Extract the text of every entry below exactly; leave images out.

■ ■ ■ ■

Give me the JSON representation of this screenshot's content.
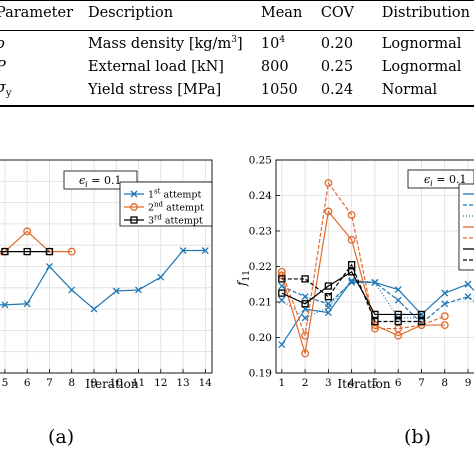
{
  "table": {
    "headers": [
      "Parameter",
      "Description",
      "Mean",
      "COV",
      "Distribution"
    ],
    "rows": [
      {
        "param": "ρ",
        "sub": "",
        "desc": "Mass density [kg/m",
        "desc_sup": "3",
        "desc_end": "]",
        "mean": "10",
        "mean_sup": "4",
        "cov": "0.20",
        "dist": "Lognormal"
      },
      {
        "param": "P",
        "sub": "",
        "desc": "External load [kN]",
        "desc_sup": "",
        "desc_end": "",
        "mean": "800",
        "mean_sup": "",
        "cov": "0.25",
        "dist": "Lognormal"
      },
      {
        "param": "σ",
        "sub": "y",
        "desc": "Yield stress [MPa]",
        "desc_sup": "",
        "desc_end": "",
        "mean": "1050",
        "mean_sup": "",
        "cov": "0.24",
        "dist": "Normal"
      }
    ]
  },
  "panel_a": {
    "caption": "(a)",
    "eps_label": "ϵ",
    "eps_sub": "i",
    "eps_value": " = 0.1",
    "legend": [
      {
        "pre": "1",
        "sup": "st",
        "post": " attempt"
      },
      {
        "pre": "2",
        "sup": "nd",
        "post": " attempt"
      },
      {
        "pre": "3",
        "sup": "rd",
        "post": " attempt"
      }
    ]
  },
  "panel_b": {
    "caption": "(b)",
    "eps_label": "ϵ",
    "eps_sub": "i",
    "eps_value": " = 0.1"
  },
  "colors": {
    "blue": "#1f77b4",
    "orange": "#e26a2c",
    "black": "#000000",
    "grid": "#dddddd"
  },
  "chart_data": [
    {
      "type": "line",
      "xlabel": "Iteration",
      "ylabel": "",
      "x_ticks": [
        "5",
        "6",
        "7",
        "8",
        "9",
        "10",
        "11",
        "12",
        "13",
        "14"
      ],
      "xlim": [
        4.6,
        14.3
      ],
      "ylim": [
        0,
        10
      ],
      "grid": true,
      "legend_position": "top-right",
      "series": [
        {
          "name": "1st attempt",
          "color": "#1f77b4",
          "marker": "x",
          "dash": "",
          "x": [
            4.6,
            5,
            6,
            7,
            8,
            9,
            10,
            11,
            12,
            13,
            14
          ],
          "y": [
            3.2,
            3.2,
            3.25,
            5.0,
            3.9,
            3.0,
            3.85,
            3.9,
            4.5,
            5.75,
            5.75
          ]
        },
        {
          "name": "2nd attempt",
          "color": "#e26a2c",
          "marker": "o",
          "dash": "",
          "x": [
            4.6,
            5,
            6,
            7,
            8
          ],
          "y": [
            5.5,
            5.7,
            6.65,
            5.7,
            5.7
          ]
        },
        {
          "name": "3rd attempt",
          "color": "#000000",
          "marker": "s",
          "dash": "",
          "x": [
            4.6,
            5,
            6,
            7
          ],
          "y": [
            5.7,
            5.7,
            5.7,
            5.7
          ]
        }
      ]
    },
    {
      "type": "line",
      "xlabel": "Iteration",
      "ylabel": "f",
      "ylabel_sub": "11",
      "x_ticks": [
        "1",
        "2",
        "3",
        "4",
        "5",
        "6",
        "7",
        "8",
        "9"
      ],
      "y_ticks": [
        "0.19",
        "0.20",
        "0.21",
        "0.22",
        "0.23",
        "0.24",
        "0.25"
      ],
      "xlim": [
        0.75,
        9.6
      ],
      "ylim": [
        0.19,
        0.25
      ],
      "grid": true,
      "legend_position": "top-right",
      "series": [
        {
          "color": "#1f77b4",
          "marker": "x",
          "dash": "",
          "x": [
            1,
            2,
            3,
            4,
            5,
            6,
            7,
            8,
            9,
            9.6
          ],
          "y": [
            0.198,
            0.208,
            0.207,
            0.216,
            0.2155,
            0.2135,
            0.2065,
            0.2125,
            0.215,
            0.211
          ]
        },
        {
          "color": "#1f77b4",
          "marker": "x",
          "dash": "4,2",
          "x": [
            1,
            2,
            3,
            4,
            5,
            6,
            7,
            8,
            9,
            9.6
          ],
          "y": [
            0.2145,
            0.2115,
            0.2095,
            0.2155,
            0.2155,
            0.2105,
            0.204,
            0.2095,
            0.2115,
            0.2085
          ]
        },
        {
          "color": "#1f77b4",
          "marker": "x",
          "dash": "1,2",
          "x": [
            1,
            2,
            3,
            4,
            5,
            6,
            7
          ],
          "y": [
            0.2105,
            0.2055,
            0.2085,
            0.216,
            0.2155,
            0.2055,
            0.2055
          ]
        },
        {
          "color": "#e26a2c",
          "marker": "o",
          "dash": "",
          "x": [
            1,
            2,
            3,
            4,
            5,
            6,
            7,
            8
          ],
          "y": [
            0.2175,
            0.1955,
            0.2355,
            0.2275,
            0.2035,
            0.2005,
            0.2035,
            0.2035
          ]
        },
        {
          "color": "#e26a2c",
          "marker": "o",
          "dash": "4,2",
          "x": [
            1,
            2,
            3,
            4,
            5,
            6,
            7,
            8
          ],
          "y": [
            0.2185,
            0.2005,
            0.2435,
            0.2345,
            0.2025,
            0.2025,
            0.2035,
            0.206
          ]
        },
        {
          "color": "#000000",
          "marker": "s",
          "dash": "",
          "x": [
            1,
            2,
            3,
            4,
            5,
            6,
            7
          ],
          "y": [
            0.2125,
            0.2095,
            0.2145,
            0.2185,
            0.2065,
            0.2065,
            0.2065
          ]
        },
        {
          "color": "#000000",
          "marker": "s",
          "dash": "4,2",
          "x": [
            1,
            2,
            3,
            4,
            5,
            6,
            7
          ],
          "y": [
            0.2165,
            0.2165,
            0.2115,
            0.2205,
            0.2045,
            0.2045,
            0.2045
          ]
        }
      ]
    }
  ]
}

■ ■ ■ ■

**Complete response**
Give me the JSON representation of this screenshot's content.
{
  "table": {
    "headers": [
      "Parameter",
      "Description",
      "Mean",
      "COV",
      "Distribution"
    ],
    "rows": [
      {
        "param": "ρ",
        "sub": "",
        "desc": "Mass density [kg/m",
        "desc_sup": "3",
        "desc_end": "]",
        "mean": "10",
        "mean_sup": "4",
        "cov": "0.20",
        "dist": "Lognormal"
      },
      {
        "param": "P",
        "sub": "",
        "desc": "External load [kN]",
        "desc_sup": "",
        "desc_end": "",
        "mean": "800",
        "mean_sup": "",
        "cov": "0.25",
        "dist": "Lognormal"
      },
      {
        "param": "σ",
        "sub": "y",
        "desc": "Yield stress [MPa]",
        "desc_sup": "",
        "desc_end": "",
        "mean": "1050",
        "mean_sup": "",
        "cov": "0.24",
        "dist": "Normal"
      }
    ]
  },
  "panel_a": {
    "caption": "(a)",
    "eps_label": "ϵ",
    "eps_sub": "i",
    "eps_value": " = 0.1",
    "legend": [
      {
        "pre": "1",
        "sup": "st",
        "post": " attempt"
      },
      {
        "pre": "2",
        "sup": "nd",
        "post": " attempt"
      },
      {
        "pre": "3",
        "sup": "rd",
        "post": " attempt"
      }
    ]
  },
  "panel_b": {
    "caption": "(b)",
    "eps_label": "ϵ",
    "eps_sub": "i",
    "eps_value": " = 0.1"
  },
  "colors": {
    "blue": "#1f77b4",
    "orange": "#e26a2c",
    "black": "#000000",
    "grid": "#dddddd"
  },
  "chart_data": [
    {
      "type": "line",
      "xlabel": "Iteration",
      "ylabel": "",
      "x_ticks": [
        "5",
        "6",
        "7",
        "8",
        "9",
        "10",
        "11",
        "12",
        "13",
        "14"
      ],
      "xlim": [
        4.6,
        14.3
      ],
      "ylim": [
        0,
        10
      ],
      "grid": true,
      "legend_position": "top-right",
      "series": [
        {
          "name": "1st attempt",
          "color": "#1f77b4",
          "marker": "x",
          "dash": "",
          "x": [
            4.6,
            5,
            6,
            7,
            8,
            9,
            10,
            11,
            12,
            13,
            14
          ],
          "y": [
            3.2,
            3.2,
            3.25,
            5.0,
            3.9,
            3.0,
            3.85,
            3.9,
            4.5,
            5.75,
            5.75
          ]
        },
        {
          "name": "2nd attempt",
          "color": "#e26a2c",
          "marker": "o",
          "dash": "",
          "x": [
            4.6,
            5,
            6,
            7,
            8
          ],
          "y": [
            5.5,
            5.7,
            6.65,
            5.7,
            5.7
          ]
        },
        {
          "name": "3rd attempt",
          "color": "#000000",
          "marker": "s",
          "dash": "",
          "x": [
            4.6,
            5,
            6,
            7
          ],
          "y": [
            5.7,
            5.7,
            5.7,
            5.7
          ]
        }
      ]
    },
    {
      "type": "line",
      "xlabel": "Iteration",
      "ylabel": "f",
      "ylabel_sub": "11",
      "x_ticks": [
        "1",
        "2",
        "3",
        "4",
        "5",
        "6",
        "7",
        "8",
        "9"
      ],
      "y_ticks": [
        "0.19",
        "0.20",
        "0.21",
        "0.22",
        "0.23",
        "0.24",
        "0.25"
      ],
      "xlim": [
        0.75,
        9.6
      ],
      "ylim": [
        0.19,
        0.25
      ],
      "grid": true,
      "legend_position": "top-right",
      "series": [
        {
          "color": "#1f77b4",
          "marker": "x",
          "dash": "",
          "x": [
            1,
            2,
            3,
            4,
            5,
            6,
            7,
            8,
            9,
            9.6
          ],
          "y": [
            0.198,
            0.208,
            0.207,
            0.216,
            0.2155,
            0.2135,
            0.2065,
            0.2125,
            0.215,
            0.211
          ]
        },
        {
          "color": "#1f77b4",
          "marker": "x",
          "dash": "4,2",
          "x": [
            1,
            2,
            3,
            4,
            5,
            6,
            7,
            8,
            9,
            9.6
          ],
          "y": [
            0.2145,
            0.2115,
            0.2095,
            0.2155,
            0.2155,
            0.2105,
            0.204,
            0.2095,
            0.2115,
            0.2085
          ]
        },
        {
          "color": "#1f77b4",
          "marker": "x",
          "dash": "1,2",
          "x": [
            1,
            2,
            3,
            4,
            5,
            6,
            7
          ],
          "y": [
            0.2105,
            0.2055,
            0.2085,
            0.216,
            0.2155,
            0.2055,
            0.2055
          ]
        },
        {
          "color": "#e26a2c",
          "marker": "o",
          "dash": "",
          "x": [
            1,
            2,
            3,
            4,
            5,
            6,
            7,
            8
          ],
          "y": [
            0.2175,
            0.1955,
            0.2355,
            0.2275,
            0.2035,
            0.2005,
            0.2035,
            0.2035
          ]
        },
        {
          "color": "#e26a2c",
          "marker": "o",
          "dash": "4,2",
          "x": [
            1,
            2,
            3,
            4,
            5,
            6,
            7,
            8
          ],
          "y": [
            0.2185,
            0.2005,
            0.2435,
            0.2345,
            0.2025,
            0.2025,
            0.2035,
            0.206
          ]
        },
        {
          "color": "#000000",
          "marker": "s",
          "dash": "",
          "x": [
            1,
            2,
            3,
            4,
            5,
            6,
            7
          ],
          "y": [
            0.2125,
            0.2095,
            0.2145,
            0.2185,
            0.2065,
            0.2065,
            0.2065
          ]
        },
        {
          "color": "#000000",
          "marker": "s",
          "dash": "4,2",
          "x": [
            1,
            2,
            3,
            4,
            5,
            6,
            7
          ],
          "y": [
            0.2165,
            0.2165,
            0.2115,
            0.2205,
            0.2045,
            0.2045,
            0.2045
          ]
        }
      ]
    }
  ]
}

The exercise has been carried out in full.